== What is needed ==
The listing below should be written out exactly; please include all of it.

————————

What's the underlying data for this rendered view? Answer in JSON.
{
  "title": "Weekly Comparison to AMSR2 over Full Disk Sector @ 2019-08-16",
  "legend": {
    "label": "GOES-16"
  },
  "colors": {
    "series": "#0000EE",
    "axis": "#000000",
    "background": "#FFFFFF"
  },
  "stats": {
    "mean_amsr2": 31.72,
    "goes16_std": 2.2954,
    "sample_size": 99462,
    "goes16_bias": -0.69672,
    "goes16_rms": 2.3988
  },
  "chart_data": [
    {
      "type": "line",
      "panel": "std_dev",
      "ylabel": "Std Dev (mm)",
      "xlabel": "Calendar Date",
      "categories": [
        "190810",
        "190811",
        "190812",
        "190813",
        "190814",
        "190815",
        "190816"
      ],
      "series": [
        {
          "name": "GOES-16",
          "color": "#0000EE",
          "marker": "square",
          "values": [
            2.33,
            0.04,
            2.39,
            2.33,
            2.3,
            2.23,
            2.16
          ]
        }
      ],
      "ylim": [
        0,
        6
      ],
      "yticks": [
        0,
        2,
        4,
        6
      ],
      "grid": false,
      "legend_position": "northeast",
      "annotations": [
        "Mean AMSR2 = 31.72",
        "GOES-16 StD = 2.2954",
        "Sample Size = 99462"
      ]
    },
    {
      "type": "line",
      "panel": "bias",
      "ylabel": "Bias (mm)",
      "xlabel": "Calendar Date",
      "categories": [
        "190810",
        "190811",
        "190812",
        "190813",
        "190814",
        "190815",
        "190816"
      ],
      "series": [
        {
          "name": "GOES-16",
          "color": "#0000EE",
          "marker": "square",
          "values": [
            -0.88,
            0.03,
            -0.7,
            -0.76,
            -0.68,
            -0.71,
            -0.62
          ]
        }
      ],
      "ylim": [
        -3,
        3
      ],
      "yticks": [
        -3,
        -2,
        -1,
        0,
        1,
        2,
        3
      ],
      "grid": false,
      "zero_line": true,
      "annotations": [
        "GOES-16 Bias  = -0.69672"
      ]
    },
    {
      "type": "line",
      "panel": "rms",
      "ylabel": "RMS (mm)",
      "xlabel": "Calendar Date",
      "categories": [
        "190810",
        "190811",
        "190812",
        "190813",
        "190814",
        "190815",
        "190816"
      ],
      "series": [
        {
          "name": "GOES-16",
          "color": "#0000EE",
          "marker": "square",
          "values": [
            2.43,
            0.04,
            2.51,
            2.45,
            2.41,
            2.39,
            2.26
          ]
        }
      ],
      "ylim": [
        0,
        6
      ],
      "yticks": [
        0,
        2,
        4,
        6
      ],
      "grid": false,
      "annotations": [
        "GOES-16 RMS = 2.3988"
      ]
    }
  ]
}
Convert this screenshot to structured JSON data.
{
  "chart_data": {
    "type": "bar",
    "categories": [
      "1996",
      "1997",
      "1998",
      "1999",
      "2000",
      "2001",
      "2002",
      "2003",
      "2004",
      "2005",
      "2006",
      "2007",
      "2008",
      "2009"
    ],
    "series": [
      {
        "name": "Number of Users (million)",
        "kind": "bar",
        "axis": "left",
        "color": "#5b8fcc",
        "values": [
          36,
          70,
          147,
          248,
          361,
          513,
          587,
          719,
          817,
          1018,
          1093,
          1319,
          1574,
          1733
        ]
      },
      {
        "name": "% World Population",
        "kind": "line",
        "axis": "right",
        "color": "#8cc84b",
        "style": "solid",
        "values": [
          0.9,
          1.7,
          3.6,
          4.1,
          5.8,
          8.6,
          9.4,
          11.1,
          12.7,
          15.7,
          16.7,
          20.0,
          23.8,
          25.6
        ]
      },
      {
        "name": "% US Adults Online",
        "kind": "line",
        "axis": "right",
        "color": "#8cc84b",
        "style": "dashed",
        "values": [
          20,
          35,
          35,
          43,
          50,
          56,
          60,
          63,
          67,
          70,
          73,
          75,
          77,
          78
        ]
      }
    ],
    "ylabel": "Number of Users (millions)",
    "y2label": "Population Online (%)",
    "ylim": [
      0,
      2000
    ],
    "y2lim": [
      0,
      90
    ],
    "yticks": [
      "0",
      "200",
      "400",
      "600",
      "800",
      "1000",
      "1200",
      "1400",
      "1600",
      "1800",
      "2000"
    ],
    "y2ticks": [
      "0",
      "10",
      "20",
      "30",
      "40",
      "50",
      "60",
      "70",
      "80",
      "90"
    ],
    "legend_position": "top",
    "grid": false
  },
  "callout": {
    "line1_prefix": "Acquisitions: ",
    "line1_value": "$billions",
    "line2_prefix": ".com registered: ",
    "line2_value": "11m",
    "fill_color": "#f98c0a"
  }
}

————————

== Solution to the problem ==
What's the underlying data for this rendered view? Answer in JSON.
{
  "title": "Weekly Comparison to AMSR2 over Full Disk Sector @ 2019-08-16",
  "legend": {
    "label": "GOES-16"
  },
  "colors": {
    "series": "#0000EE",
    "axis": "#000000",
    "background": "#FFFFFF"
  },
  "stats": {
    "mean_amsr2": 31.72,
    "goes16_std": 2.2954,
    "sample_size": 99462,
    "goes16_bias": -0.69672,
    "goes16_rms": 2.3988
  },
  "chart_data": [
    {
      "type": "line",
      "panel": "std_dev",
      "ylabel": "Std Dev (mm)",
      "xlabel": "Calendar Date",
      "categories": [
        "190810",
        "190811",
        "190812",
        "190813",
        "190814",
        "190815",
        "190816"
      ],
      "series": [
        {
          "name": "GOES-16",
          "color": "#0000EE",
          "marker": "square",
          "values": [
            2.33,
            0.04,
            2.39,
            2.33,
            2.3,
            2.23,
            2.16
          ]
        }
      ],
      "ylim": [
        0,
        6
      ],
      "yticks": [
        0,
        2,
        4,
        6
      ],
      "grid": false,
      "legend_position": "northeast",
      "annotations": [
        "Mean AMSR2 = 31.72",
        "GOES-16 StD = 2.2954",
        "Sample Size = 99462"
      ]
    },
    {
      "type": "line",
      "panel": "bias",
      "ylabel": "Bias (mm)",
      "xlabel": "Calendar Date",
      "categories": [
        "190810",
        "190811",
        "190812",
        "190813",
        "190814",
        "190815",
        "190816"
      ],
      "series": [
        {
          "name": "GOES-16",
          "color": "#0000EE",
          "marker": "square",
          "values": [
            -0.88,
            0.03,
            -0.7,
            -0.76,
            -0.68,
            -0.71,
            -0.62
          ]
        }
      ],
      "ylim": [
        -3,
        3
      ],
      "yticks": [
        -3,
        -2,
        -1,
        0,
        1,
        2,
        3
      ],
      "grid": false,
      "zero_line": true,
      "annotations": [
        "GOES-16 Bias  = -0.69672"
      ]
    },
    {
      "type": "line",
      "panel": "rms",
      "ylabel": "RMS (mm)",
      "xlabel": "Calendar Date",
      "categories": [
        "190810",
        "190811",
        "190812",
        "190813",
        "190814",
        "190815",
        "190816"
      ],
      "series": [
        {
          "name": "GOES-16",
          "color": "#0000EE",
          "marker": "square",
          "values": [
            2.43,
            0.04,
            2.51,
            2.45,
            2.41,
            2.39,
            2.26
          ]
        }
      ],
      "ylim": [
        0,
        6
      ],
      "yticks": [
        0,
        2,
        4,
        6
      ],
      "grid": false,
      "annotations": [
        "GOES-16 RMS = 2.3988"
      ]
    }
  ]
}
Convert this screenshot to structured JSON data.
{
  "chart_data": {
    "type": "bar",
    "categories": [
      "1996",
      "1997",
      "1998",
      "1999",
      "2000",
      "2001",
      "2002",
      "2003",
      "2004",
      "2005",
      "2006",
      "2007",
      "2008",
      "2009"
    ],
    "series": [
      {
        "name": "Number of Users (million)",
        "kind": "bar",
        "axis": "left",
        "color": "#5b8fcc",
        "values": [
          36,
          70,
          147,
          248,
          361,
          513,
          587,
          719,
          817,
          1018,
          1093,
          1319,
          1574,
          1733
        ]
      },
      {
        "name": "% World Population",
        "kind": "line",
        "axis": "right",
        "color": "#8cc84b",
        "style": "solid",
        "values": [
          0.9,
          1.7,
          3.6,
          4.1,
          5.8,
          8.6,
          9.4,
          11.1,
          12.7,
          15.7,
          16.7,
          20.0,
          23.8,
          25.6
        ]
      },
      {
        "name": "% US Adults Online",
        "kind": "line",
        "axis": "right",
        "color": "#8cc84b",
        "style": "dashed",
        "values": [
          20,
          35,
          35,
          43,
          50,
          56,
          60,
          63,
          67,
          70,
          73,
          75,
          77,
          78
        ]
      }
    ],
    "ylabel": "Number of Users (millions)",
    "y2label": "Population Online (%)",
    "ylim": [
      0,
      2000
    ],
    "y2lim": [
      0,
      90
    ],
    "yticks": [
      "0",
      "200",
      "400",
      "600",
      "800",
      "1000",
      "1200",
      "1400",
      "1600",
      "1800",
      "2000"
    ],
    "y2ticks": [
      "0",
      "10",
      "20",
      "30",
      "40",
      "50",
      "60",
      "70",
      "80",
      "90"
    ],
    "legend_position": "top",
    "grid": false
  },
  "callout": {
    "line1_prefix": "Acquisitions: ",
    "line1_value": "$billions",
    "line2_prefix": ".com registered: ",
    "line2_value": "11m",
    "fill_color": "#f98c0a"
  }
}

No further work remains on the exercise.